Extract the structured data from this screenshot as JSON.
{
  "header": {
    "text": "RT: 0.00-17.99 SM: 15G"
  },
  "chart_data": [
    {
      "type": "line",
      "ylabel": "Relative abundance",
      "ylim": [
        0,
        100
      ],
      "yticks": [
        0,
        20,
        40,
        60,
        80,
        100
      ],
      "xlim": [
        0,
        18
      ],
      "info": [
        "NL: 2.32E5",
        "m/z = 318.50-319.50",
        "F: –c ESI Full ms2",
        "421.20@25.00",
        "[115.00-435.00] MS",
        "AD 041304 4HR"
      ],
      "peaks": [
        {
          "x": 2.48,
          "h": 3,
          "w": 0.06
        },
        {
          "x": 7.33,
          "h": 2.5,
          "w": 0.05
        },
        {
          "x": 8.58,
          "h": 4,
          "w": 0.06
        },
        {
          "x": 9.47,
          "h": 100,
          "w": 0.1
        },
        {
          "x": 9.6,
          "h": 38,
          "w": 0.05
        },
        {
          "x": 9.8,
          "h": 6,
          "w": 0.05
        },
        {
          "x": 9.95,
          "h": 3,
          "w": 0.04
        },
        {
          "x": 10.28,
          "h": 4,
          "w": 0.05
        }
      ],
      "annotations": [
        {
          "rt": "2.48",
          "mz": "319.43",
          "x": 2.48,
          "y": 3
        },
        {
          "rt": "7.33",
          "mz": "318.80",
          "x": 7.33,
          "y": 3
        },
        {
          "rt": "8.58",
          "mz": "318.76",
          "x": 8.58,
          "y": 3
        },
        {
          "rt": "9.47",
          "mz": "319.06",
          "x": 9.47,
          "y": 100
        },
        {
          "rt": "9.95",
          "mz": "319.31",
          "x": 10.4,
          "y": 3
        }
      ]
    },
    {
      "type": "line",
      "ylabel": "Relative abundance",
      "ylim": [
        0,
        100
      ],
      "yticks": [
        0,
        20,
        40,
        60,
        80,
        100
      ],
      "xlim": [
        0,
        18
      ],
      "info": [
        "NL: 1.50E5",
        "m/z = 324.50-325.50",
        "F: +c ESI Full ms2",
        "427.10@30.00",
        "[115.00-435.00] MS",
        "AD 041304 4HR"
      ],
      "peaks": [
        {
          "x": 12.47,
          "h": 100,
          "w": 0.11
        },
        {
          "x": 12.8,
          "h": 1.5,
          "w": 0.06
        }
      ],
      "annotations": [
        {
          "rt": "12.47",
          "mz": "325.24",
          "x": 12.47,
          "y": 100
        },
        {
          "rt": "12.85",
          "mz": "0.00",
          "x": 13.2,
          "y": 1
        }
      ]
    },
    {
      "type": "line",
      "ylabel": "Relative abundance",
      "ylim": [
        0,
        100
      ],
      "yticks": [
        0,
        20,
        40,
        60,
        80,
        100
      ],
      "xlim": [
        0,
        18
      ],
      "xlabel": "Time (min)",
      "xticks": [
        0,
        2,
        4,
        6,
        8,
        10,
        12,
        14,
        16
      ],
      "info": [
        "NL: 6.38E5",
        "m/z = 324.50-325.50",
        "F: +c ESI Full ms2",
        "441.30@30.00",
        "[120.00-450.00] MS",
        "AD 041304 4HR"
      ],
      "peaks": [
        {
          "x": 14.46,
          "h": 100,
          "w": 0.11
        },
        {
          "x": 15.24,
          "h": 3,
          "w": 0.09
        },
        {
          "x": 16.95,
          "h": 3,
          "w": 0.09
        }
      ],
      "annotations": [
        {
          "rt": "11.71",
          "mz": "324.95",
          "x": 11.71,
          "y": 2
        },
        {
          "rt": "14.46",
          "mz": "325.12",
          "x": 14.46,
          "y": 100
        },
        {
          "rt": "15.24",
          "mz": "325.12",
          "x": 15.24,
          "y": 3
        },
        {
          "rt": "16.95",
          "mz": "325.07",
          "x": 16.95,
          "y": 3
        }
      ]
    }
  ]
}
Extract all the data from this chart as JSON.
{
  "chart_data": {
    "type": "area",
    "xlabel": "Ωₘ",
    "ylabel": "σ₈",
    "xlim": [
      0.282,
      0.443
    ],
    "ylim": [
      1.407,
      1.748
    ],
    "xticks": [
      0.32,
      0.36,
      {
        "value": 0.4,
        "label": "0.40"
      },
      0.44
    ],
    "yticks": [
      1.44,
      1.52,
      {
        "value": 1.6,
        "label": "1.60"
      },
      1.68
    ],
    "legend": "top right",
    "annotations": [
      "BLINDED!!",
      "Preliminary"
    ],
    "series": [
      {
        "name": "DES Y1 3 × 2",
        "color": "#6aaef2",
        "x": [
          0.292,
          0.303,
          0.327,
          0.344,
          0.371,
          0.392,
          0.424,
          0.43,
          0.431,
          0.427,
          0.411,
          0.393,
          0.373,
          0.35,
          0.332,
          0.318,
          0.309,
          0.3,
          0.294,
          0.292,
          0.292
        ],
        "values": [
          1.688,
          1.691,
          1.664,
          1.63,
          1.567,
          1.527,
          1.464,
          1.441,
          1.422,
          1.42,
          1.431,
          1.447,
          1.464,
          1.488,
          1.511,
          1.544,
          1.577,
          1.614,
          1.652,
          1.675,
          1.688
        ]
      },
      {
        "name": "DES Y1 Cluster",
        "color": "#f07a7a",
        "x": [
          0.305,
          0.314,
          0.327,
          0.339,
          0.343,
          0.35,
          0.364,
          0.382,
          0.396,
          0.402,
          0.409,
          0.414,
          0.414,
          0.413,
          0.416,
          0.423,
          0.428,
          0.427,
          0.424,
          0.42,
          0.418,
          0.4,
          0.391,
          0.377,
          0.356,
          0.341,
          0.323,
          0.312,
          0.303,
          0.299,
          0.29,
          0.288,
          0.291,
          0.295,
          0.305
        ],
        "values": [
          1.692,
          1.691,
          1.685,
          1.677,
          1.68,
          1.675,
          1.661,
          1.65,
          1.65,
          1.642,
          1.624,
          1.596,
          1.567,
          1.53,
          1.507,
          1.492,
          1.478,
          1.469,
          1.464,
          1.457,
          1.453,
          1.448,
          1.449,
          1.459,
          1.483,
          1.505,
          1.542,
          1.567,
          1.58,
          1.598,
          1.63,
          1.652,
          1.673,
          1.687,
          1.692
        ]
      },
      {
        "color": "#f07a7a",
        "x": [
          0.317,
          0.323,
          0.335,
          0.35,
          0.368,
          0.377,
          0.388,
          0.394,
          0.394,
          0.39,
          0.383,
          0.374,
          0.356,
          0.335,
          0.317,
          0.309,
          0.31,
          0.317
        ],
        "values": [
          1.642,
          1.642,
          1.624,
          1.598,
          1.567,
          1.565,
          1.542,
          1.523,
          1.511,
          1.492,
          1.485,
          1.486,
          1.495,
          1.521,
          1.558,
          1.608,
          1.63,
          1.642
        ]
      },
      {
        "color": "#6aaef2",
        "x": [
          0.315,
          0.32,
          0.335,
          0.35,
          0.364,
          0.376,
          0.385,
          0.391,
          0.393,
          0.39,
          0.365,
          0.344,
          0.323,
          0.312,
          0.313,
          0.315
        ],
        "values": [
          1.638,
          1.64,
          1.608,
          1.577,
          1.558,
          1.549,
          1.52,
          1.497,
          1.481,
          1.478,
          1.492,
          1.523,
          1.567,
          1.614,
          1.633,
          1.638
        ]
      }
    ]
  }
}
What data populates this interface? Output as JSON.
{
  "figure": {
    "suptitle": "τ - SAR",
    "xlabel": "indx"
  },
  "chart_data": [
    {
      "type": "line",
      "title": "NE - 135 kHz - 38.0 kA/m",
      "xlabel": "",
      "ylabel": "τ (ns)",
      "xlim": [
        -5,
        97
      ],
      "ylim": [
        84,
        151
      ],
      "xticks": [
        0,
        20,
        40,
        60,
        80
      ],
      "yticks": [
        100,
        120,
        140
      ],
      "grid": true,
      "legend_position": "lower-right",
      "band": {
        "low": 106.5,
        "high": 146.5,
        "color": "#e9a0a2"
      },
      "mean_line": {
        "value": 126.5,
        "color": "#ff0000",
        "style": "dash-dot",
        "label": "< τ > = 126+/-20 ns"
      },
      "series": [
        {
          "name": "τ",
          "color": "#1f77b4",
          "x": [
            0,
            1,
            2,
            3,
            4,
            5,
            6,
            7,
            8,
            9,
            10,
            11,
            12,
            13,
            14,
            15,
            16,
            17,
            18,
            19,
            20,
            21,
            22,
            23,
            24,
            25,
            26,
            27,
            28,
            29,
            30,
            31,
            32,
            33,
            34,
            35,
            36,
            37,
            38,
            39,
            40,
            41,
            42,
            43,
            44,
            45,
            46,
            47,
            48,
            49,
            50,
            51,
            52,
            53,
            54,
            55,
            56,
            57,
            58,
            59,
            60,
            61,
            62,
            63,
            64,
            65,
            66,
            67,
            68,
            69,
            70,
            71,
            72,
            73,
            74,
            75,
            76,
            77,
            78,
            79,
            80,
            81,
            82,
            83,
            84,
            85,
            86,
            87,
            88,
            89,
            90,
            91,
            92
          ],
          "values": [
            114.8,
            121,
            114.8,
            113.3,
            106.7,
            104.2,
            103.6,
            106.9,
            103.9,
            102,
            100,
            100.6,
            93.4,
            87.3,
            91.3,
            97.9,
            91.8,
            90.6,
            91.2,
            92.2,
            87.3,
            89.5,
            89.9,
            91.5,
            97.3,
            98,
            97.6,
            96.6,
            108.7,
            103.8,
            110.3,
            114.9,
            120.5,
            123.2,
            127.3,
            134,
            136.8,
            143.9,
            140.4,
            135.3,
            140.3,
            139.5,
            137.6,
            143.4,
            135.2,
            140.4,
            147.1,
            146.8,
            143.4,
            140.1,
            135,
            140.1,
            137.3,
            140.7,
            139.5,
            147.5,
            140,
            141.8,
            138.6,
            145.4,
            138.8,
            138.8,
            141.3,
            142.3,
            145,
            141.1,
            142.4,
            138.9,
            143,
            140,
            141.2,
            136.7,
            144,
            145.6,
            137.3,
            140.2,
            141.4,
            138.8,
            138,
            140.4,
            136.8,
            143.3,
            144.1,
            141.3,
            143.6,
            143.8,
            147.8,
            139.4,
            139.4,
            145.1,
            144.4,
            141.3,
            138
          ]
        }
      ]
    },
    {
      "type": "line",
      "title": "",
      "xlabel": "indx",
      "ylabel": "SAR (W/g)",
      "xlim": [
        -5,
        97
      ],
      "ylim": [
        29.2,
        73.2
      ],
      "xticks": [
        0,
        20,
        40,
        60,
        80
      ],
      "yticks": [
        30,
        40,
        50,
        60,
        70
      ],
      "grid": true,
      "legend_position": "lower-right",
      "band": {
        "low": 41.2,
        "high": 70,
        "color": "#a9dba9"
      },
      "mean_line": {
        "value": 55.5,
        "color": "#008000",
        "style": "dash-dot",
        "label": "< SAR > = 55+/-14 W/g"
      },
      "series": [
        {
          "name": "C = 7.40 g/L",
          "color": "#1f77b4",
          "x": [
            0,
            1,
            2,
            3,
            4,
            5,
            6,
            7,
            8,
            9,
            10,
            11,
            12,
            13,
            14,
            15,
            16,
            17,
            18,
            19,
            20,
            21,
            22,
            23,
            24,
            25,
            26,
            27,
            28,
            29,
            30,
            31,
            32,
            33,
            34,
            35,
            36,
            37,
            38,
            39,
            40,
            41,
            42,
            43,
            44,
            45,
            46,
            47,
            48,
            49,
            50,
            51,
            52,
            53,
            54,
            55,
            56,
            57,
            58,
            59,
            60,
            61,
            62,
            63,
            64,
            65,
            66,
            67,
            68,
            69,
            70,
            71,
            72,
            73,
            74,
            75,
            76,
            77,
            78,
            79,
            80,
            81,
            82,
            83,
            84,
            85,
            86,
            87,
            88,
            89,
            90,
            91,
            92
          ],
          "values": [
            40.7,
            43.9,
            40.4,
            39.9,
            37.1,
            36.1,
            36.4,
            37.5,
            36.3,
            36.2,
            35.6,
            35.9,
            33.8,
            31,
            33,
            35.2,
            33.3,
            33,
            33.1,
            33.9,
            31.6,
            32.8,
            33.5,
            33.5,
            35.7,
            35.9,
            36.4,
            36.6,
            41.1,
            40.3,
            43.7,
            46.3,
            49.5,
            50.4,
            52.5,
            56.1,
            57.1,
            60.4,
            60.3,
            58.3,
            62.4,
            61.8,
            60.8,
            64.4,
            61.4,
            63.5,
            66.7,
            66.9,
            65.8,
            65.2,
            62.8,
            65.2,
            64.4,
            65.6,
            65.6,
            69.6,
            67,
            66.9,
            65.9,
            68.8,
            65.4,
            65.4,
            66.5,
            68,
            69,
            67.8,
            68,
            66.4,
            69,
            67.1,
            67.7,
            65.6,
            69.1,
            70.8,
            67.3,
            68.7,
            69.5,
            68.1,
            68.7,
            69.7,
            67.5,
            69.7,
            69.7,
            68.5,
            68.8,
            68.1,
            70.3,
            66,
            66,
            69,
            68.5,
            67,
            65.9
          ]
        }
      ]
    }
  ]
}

Short task:
Considering only the records above, state the number of lines that include the word "JSON", with nothing added.

Answer to the task:
3